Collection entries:

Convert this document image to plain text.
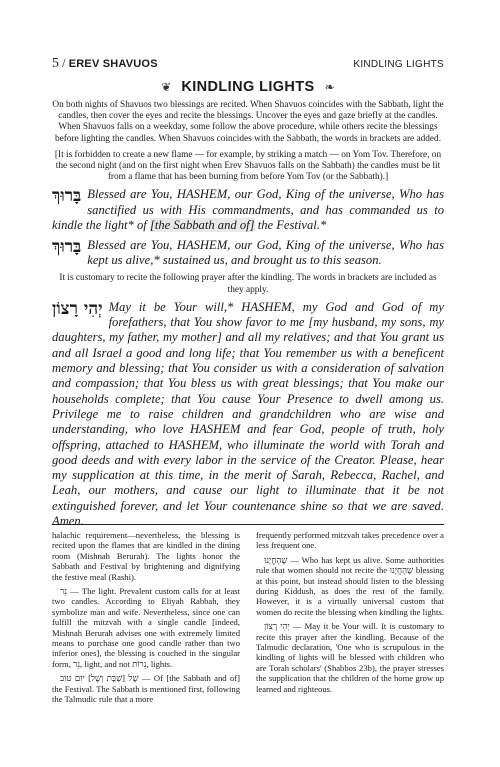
5 / EREV SHAVUOS	KINDLING LIGHTS
❦ KINDLING LIGHTS ❧

On both nights of Shavuos two blessings are recited. When Shavuos coincides with the Sabbath, light the candles, then cover the eyes and recite the blessings. Uncover the eyes and gaze briefly at the candles. When Shavuos falls on a weekday, some follow the above procedure, while others recite the blessings before lighting the candles. When Shavuos coincides with the Sabbath, the words in brackets are added.

[It is forbidden to create a new flame — for example, by striking a match — on Yom Tov. Therefore, on the second night (and on the first night when Erev Shavuos falls on the Sabbath) the candles must be lit from a flame that has been burning from before Yom Tov (or the Sabbath).]

בָּרוּךְ Blessed are You, HASHEM, our God, King of the universe, Who has sanctified us with His commandments, and has commanded us to kindle the light* of [the Sabbath and of] the Festival.*

בָּרוּךְ Blessed are You, HASHEM, our God, King of the universe, Who has kept us alive,* sustained us, and brought us to this season.

It is customary to recite the following prayer after the kindling. The words in brackets are included as they apply.

יְהִי רָצוֹן May it be Your will,* HASHEM, my God and God of my forefathers, that You show favor to me [my husband, my sons, my daughters, my father, my mother] and all my relatives; and that You grant us and all Israel a good and long life; that You remember us with a beneficent memory and blessing; that You consider us with a consideration of salvation and compassion; that You bless us with great blessings; that You make our households complete; that You cause Your Presence to dwell among us. Privilege me to raise children and grandchildren who are wise and understanding, who love HASHEM and fear God, people of truth, holy offspring, attached to HASHEM, who illuminate the world with Torah and good deeds and with every labor in the service of the Creator. Please, hear my supplication at this time, in the merit of Sarah, Rebecca, Rachel, and Leah, our mothers, and cause our light to illuminate that it be not extinguished forever, and let Your countenance shine so that we are saved. Amen.

halachic requirement—nevertheless, the blessing is recited upon the flames that are kindled in the dining room (Mishnah Berurah). The lights honor the Sabbath and Festival by brightening and dignifying the festive meal (Rashi).

נֵר — The light. Prevalent custom calls for at least two candles. According to Eliyah Rabbah, they symbolize man and wife. Nevertheless, since one can fulfill the mitzvah with a single candle [indeed, Mishnah Berurah advises one with extremely limited means to purchase one good candle rather than two inferior ones], the blessing is couched in the singular form, נֵר, light, and not נֵרוֹת, lights.

שֶׁל [שַׁבָּת וְשֶׁל] יוֹם טוֹב — Of [the Sabbath and of] the Festival. The Sabbath is mentioned first, following the Talmudic rule that a more

frequently performed mitzvah takes precedence over a less frequent one.

שֶׁהֶחֱיָנוּ — Who has kept us alive. Some authorities rule that women should not recite the שֶׁהֶחֱיָנוּ blessing at this point, but instead should listen to the blessing during Kiddush, as does the rest of the family. However, it is a virtually universal custom that women do recite the blessing when kindling the lights.

יְהִי רָצוֹן — May it be Your will. It is customary to recite this prayer after the kindling. Because of the Talmudic declaration, 'One who is scrupulous in the kindling of lights will be blessed with children who are Torah scholars' (Shabbos 23b), the prayer stresses the supplication that the children of the home grow up learned and righteous.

| INSTRUCTION |
Retype the whole listing, keeping every line identical and omitting all pictures.

| WRITTEN REPLY |
Convert this document image to plain text.
5 / EREV SHAVUOS	KINDLING LIGHTS
❦ KINDLING LIGHTS ❧

On both nights of Shavuos two blessings are recited. When Shavuos coincides with the Sabbath, light the candles, then cover the eyes and recite the blessings. Uncover the eyes and gaze briefly at the candles. When Shavuos falls on a weekday, some follow the above procedure, while others recite the blessings before lighting the candles. When Shavuos coincides with the Sabbath, the words in brackets are added.

[It is forbidden to create a new flame — for example, by striking a match — on Yom Tov. Therefore, on the second night (and on the first night when Erev Shavuos falls on the Sabbath) the candles must be lit from a flame that has been burning from before Yom Tov (or the Sabbath).]

בָּרוּךְ Blessed are You, HASHEM, our God, King of the universe, Who has sanctified us with His commandments, and has commanded us to kindle the light* of [the Sabbath and of] the Festival.*

בָּרוּךְ Blessed are You, HASHEM, our God, King of the universe, Who has kept us alive,* sustained us, and brought us to this season.

It is customary to recite the following prayer after the kindling. The words in brackets are included as they apply.

יְהִי רָצוֹן May it be Your will,* HASHEM, my God and God of my forefathers, that You show favor to me [my husband, my sons, my daughters, my father, my mother] and all my relatives; and that You grant us and all Israel a good and long life; that You remember us with a beneficent memory and blessing; that You consider us with a consideration of salvation and compassion; that You bless us with great blessings; that You make our households complete; that You cause Your Presence to dwell among us. Privilege me to raise children and grandchildren who are wise and understanding, who love HASHEM and fear God, people of truth, holy offspring, attached to HASHEM, who illuminate the world with Torah and good deeds and with every labor in the service of the Creator. Please, hear my supplication at this time, in the merit of Sarah, Rebecca, Rachel, and Leah, our mothers, and cause our light to illuminate that it be not extinguished forever, and let Your countenance shine so that we are saved. Amen.

halachic requirement—nevertheless, the blessing is recited upon the flames that are kindled in the dining room (Mishnah Berurah). The lights honor the Sabbath and Festival by brightening and dignifying the festive meal (Rashi).

נֵר — The light. Prevalent custom calls for at least two candles. According to Eliyah Rabbah, they symbolize man and wife. Nevertheless, since one can fulfill the mitzvah with a single candle [indeed, Mishnah Berurah advises one with extremely limited means to purchase one good candle rather than two inferior ones], the blessing is couched in the singular form, נֵר, light, and not נֵרוֹת, lights.

שֶׁל [שַׁבָּת וְשֶׁל] יוֹם טוֹב — Of [the Sabbath and of] the Festival. The Sabbath is mentioned first, following the Talmudic rule that a more

frequently performed mitzvah takes precedence over a less frequent one.

שֶׁהֶחֱיָנוּ — Who has kept us alive. Some authorities rule that women should not recite the שֶׁהֶחֱיָנוּ blessing at this point, but instead should listen to the blessing during Kiddush, as does the rest of the family. However, it is a virtually universal custom that women do recite the blessing when kindling the lights.

יְהִי רָצוֹן — May it be Your will. It is customary to recite this prayer after the kindling. Because of the Talmudic declaration, 'One who is scrupulous in the kindling of lights will be blessed with children who are Torah scholars' (Shabbos 23b), the prayer stresses the supplication that the children of the home grow up learned and righteous.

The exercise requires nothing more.